[Dataset records]

* Start *

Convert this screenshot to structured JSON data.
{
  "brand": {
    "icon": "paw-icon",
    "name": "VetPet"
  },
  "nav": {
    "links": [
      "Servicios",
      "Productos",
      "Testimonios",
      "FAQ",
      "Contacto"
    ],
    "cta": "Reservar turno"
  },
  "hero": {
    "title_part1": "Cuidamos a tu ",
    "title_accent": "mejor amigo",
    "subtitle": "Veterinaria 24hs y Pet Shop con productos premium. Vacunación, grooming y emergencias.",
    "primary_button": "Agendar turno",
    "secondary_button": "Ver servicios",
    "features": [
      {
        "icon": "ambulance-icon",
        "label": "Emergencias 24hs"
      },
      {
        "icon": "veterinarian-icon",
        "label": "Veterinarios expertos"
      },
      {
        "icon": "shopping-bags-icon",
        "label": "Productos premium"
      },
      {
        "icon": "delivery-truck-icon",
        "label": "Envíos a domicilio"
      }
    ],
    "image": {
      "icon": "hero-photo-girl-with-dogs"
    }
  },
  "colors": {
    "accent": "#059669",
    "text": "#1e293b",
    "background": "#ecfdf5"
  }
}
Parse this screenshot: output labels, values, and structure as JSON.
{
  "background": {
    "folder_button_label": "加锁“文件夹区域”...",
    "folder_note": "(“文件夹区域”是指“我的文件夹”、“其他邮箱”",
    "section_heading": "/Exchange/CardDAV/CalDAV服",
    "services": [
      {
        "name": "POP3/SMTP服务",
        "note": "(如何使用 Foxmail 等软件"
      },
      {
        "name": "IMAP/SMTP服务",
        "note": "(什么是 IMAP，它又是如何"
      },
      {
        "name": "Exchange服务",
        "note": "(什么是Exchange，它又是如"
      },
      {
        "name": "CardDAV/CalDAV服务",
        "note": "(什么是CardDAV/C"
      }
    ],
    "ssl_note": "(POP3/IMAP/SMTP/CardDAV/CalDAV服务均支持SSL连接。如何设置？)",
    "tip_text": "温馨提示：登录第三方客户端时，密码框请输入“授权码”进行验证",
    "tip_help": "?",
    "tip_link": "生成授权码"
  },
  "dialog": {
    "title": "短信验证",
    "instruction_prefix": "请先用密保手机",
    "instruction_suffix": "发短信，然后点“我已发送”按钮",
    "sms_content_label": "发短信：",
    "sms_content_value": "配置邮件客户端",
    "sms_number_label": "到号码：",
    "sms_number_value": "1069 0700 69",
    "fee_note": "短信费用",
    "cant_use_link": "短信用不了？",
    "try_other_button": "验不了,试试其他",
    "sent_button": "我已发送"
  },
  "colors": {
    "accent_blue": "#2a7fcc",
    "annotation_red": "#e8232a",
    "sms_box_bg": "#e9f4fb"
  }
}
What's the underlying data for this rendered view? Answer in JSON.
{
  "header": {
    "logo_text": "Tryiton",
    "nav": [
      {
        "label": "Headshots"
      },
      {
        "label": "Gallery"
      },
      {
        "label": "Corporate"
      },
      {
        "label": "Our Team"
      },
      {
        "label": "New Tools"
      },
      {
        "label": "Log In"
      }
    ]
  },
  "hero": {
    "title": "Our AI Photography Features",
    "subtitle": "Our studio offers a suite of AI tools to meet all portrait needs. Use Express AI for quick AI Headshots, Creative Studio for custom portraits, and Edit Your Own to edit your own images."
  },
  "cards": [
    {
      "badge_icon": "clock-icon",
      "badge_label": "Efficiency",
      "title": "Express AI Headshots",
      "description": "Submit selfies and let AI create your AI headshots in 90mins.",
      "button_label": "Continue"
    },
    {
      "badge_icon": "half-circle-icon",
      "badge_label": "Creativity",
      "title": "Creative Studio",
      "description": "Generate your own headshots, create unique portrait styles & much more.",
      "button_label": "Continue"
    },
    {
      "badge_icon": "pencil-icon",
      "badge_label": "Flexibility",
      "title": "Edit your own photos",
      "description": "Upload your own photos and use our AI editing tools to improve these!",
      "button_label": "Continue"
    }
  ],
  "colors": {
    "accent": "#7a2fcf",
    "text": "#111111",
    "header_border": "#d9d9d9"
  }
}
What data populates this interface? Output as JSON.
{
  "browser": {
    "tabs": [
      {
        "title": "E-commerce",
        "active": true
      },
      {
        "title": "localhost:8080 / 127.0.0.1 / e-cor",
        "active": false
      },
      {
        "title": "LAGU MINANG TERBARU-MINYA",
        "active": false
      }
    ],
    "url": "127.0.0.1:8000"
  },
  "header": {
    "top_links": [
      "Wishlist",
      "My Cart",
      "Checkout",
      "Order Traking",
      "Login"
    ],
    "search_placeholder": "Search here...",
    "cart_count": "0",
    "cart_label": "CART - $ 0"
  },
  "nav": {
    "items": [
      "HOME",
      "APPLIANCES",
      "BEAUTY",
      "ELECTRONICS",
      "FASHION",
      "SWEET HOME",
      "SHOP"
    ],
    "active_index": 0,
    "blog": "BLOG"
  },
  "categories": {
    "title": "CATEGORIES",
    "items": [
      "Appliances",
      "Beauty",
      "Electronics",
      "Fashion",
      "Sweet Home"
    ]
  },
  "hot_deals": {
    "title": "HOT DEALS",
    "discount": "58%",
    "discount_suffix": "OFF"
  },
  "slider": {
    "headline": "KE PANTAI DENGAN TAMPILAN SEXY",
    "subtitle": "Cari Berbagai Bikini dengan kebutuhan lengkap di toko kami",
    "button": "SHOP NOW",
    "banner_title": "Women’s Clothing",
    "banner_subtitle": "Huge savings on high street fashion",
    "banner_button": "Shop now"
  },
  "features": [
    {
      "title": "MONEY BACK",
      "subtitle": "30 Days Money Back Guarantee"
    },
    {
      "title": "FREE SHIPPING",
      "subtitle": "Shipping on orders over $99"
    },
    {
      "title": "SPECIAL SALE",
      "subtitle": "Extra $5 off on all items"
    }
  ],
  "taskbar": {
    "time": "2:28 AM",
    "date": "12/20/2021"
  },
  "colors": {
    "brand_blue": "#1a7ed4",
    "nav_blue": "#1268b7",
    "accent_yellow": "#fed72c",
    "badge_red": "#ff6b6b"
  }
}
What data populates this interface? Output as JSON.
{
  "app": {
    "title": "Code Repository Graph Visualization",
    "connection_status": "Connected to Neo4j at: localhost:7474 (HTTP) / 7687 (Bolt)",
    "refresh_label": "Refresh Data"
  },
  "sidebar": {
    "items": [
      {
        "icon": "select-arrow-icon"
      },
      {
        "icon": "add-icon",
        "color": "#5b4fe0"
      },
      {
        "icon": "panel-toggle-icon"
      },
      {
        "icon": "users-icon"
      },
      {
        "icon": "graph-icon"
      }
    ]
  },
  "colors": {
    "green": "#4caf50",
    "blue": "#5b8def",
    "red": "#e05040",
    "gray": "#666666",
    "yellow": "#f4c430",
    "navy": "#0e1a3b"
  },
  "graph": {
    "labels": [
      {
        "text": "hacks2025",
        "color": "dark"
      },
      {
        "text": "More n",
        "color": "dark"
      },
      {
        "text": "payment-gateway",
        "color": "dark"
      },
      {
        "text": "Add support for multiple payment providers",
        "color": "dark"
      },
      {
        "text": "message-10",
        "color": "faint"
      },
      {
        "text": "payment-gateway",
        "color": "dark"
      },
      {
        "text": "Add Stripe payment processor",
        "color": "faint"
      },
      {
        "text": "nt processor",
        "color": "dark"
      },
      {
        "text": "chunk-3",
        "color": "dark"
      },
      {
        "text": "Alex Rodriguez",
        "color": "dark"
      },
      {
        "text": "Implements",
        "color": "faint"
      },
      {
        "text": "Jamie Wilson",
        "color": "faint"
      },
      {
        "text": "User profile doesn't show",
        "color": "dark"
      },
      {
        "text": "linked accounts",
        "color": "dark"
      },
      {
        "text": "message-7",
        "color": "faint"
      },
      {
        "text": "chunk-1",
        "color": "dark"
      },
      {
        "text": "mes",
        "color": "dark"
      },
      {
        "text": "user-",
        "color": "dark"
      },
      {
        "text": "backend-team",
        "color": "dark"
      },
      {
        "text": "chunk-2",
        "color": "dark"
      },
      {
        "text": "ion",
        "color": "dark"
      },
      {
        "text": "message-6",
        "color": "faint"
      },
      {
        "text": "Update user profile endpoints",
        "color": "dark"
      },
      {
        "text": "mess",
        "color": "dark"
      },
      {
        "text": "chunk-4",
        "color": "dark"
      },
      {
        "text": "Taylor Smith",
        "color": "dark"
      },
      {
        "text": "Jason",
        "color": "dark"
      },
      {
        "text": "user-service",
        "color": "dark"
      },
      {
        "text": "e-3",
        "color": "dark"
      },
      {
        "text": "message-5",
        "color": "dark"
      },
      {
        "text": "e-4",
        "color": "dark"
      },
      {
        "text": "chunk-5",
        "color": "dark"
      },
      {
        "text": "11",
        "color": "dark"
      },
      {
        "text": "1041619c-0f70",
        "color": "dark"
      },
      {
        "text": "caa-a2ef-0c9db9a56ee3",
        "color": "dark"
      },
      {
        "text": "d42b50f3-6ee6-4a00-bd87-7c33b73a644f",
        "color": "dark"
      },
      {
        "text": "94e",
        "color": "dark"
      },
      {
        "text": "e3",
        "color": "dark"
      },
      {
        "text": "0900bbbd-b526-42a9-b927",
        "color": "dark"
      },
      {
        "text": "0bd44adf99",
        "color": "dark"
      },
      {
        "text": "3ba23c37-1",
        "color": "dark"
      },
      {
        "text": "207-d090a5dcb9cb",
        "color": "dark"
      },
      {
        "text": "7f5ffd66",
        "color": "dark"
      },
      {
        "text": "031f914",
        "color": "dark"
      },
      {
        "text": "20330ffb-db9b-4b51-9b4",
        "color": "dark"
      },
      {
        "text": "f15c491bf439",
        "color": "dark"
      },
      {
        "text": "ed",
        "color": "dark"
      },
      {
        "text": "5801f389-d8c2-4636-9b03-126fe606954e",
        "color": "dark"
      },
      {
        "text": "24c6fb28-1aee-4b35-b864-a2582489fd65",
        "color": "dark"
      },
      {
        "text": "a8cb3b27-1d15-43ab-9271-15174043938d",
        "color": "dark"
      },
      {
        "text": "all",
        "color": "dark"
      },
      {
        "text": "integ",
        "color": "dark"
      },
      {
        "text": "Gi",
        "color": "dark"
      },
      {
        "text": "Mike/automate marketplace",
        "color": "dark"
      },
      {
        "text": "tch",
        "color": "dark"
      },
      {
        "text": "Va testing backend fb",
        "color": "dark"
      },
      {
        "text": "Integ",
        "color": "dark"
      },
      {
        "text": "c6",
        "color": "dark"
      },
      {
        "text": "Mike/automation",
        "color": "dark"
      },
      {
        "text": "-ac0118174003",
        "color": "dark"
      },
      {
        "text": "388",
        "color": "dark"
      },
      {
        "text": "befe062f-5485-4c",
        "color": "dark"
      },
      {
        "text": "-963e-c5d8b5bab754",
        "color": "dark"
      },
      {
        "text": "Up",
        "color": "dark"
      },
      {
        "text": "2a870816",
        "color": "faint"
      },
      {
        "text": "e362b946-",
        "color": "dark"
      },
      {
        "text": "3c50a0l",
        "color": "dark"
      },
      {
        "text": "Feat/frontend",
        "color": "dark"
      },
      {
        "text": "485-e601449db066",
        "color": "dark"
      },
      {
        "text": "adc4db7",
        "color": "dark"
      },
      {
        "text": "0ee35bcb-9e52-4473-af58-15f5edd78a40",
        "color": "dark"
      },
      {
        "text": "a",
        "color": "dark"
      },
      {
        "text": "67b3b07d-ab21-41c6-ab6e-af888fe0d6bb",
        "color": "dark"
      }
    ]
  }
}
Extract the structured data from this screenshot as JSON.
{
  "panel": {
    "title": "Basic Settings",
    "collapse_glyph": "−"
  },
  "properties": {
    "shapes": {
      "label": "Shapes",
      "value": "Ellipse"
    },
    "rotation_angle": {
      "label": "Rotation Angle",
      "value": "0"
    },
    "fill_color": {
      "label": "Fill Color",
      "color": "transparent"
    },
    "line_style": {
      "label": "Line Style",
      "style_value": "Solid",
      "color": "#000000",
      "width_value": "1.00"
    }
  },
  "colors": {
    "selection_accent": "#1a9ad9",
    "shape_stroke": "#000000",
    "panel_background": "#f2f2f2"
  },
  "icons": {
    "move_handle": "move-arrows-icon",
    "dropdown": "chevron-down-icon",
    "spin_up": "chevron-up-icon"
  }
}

* End *

* **What the task requires**:
Leave out every line without the string "IMAP" and copy the rest.

* **Complete answer**:
        "name": "IMAP/SMTP服务",
        "note": "(什么是 IMAP，它又是如何"
    "ssl_note": "(POP3/IMAP/SMTP/CardDAV/CalDAV服务均支持SSL连接。如何设置？)",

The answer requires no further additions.